[Extracted information]:

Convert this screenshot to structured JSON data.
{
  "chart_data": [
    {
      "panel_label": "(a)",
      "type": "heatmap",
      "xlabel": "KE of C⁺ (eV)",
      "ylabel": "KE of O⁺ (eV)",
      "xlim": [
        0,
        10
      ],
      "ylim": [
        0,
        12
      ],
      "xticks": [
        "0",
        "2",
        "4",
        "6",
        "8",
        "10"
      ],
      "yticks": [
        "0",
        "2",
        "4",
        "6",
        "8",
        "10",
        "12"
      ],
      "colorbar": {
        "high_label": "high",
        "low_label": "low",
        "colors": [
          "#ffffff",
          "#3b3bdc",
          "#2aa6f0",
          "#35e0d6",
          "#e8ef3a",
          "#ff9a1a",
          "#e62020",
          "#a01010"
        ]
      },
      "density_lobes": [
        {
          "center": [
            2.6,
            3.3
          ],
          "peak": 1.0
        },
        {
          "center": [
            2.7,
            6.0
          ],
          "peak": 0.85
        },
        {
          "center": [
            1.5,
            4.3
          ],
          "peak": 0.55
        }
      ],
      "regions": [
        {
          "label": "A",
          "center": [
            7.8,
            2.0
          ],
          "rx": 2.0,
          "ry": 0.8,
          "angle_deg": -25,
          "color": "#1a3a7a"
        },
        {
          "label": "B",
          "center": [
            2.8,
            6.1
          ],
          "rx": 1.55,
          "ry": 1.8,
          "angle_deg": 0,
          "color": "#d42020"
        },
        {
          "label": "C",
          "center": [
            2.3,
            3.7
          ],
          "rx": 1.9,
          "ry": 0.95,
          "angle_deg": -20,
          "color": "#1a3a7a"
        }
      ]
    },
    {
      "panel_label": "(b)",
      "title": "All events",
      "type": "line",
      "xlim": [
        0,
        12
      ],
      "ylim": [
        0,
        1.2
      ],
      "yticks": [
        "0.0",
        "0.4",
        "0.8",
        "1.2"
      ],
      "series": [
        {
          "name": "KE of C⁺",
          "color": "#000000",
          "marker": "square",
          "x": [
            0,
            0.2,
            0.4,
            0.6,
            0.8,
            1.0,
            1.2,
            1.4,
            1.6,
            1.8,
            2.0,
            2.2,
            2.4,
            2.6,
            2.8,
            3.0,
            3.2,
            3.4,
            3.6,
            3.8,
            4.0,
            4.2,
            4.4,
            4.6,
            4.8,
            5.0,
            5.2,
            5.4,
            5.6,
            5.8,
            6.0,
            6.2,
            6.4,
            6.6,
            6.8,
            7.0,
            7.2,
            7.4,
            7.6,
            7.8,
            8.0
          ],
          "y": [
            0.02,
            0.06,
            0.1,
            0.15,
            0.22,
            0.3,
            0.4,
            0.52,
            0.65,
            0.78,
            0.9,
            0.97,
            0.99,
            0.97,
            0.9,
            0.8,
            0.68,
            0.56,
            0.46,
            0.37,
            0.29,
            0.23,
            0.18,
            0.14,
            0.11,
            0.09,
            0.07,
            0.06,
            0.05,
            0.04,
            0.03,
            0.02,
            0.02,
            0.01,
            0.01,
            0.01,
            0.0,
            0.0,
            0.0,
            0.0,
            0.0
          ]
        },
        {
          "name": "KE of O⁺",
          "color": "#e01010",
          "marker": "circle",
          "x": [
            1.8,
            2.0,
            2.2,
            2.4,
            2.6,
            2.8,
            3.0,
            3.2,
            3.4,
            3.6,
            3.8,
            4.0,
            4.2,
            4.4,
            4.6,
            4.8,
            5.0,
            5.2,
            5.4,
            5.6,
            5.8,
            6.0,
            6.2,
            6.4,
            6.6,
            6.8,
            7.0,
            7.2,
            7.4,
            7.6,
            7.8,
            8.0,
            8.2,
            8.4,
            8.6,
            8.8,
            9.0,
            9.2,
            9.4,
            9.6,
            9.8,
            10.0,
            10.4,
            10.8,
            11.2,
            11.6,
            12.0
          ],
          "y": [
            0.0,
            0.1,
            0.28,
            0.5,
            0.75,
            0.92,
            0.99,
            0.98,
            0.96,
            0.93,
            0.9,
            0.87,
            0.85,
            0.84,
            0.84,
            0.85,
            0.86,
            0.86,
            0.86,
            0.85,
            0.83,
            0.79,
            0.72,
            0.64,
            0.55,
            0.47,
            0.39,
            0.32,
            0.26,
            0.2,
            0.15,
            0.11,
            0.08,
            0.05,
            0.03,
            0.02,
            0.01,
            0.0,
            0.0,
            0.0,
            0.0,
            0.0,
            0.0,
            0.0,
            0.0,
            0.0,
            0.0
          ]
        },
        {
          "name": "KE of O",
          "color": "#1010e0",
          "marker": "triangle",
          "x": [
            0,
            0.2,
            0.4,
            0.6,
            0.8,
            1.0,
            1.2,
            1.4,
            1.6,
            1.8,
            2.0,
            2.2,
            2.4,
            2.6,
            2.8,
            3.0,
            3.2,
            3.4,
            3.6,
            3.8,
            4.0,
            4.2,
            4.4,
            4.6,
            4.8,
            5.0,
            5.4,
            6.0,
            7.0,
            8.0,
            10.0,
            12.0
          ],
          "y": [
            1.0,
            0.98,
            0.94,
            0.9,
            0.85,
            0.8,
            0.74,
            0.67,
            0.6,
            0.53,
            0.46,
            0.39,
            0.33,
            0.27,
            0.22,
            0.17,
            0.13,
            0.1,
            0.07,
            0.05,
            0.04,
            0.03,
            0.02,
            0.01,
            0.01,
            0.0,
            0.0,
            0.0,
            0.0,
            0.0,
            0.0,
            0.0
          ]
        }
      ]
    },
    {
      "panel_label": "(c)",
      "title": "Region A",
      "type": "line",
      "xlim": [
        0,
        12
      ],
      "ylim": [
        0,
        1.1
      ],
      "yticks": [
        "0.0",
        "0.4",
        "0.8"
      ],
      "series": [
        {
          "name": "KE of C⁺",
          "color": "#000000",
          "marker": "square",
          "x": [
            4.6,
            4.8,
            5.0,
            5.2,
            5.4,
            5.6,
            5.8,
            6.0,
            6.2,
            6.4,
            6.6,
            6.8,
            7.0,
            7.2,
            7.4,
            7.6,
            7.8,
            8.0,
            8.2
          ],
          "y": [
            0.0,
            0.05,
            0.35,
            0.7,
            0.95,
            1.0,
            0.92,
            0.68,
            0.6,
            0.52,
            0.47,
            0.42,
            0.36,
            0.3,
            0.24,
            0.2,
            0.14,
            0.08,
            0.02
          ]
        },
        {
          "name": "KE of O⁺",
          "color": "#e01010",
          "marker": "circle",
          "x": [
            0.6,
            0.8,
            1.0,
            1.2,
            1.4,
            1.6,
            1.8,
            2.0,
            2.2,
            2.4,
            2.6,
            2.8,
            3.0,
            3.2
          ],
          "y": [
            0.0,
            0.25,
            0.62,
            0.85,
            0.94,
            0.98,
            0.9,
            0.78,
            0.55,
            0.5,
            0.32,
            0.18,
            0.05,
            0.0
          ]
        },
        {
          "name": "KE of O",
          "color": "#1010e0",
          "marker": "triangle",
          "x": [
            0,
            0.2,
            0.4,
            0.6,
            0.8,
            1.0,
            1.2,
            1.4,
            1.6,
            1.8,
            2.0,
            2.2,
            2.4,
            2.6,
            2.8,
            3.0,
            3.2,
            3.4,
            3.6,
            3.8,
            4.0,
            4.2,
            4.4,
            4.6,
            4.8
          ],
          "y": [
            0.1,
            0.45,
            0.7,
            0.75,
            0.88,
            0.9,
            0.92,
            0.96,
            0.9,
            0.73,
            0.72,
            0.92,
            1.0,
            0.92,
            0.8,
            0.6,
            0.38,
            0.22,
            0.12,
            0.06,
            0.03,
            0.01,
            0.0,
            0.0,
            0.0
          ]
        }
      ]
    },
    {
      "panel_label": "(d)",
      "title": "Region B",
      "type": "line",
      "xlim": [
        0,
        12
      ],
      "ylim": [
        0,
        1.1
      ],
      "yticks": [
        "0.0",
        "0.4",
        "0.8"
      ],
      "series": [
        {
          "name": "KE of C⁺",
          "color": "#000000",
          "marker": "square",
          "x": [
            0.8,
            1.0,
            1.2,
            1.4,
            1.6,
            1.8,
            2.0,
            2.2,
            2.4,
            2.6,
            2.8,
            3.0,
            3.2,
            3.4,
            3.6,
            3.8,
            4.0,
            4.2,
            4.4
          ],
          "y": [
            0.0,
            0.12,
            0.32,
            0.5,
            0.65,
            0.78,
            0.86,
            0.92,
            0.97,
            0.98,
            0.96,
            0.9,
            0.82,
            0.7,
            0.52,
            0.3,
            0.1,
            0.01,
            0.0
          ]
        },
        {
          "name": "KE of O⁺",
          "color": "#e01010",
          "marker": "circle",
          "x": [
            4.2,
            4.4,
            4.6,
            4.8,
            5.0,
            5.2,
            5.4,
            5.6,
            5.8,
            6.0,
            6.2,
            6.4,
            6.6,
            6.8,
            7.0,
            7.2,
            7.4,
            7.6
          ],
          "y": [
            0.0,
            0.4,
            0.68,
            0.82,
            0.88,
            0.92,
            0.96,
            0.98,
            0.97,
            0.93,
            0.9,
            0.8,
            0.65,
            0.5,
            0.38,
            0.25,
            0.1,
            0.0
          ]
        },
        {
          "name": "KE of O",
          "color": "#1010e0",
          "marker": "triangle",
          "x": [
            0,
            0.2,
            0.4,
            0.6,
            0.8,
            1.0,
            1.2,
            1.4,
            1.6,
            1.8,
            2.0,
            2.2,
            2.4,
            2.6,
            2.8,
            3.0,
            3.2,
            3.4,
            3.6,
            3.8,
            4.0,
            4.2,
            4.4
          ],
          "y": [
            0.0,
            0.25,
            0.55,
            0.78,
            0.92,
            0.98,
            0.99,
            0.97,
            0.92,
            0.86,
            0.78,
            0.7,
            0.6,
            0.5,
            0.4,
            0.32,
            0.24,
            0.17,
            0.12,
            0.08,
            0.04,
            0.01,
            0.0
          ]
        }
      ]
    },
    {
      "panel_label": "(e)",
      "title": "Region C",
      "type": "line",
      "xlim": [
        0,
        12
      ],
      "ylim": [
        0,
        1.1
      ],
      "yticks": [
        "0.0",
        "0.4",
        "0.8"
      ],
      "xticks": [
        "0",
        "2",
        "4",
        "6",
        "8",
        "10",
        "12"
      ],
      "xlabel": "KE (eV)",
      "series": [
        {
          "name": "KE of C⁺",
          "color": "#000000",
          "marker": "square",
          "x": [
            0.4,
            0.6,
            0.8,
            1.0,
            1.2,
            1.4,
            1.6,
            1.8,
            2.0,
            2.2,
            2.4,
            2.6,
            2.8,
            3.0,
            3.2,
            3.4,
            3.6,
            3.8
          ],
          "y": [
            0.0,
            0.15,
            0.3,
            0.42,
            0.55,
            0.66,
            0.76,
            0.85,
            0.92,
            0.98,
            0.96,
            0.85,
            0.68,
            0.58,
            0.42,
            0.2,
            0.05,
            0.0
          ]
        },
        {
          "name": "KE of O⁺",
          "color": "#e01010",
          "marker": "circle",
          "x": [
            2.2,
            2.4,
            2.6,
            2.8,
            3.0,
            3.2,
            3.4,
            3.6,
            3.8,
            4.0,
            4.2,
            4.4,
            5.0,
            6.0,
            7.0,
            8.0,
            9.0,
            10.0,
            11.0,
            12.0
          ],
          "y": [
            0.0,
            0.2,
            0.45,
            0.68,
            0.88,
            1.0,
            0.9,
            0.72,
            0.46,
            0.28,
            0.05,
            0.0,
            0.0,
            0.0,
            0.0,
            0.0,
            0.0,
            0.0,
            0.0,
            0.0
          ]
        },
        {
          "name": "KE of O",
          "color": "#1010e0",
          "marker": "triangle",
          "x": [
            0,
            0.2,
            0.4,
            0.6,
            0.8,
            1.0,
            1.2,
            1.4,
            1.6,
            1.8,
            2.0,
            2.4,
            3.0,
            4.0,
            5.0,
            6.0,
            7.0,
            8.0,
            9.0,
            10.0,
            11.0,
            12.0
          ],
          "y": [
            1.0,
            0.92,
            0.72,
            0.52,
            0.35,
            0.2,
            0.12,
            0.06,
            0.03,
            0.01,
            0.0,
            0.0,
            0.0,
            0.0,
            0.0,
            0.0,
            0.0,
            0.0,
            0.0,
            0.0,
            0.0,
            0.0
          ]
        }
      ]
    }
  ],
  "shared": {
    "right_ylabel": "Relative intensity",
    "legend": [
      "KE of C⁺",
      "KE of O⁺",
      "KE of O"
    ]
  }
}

[Work to complete]: Select and copy each line from the data that includes the word "title".

[The completed task]:
      "title": "All events",
      "title": "Region A",
      "title": "Region B",
      "title": "Region C",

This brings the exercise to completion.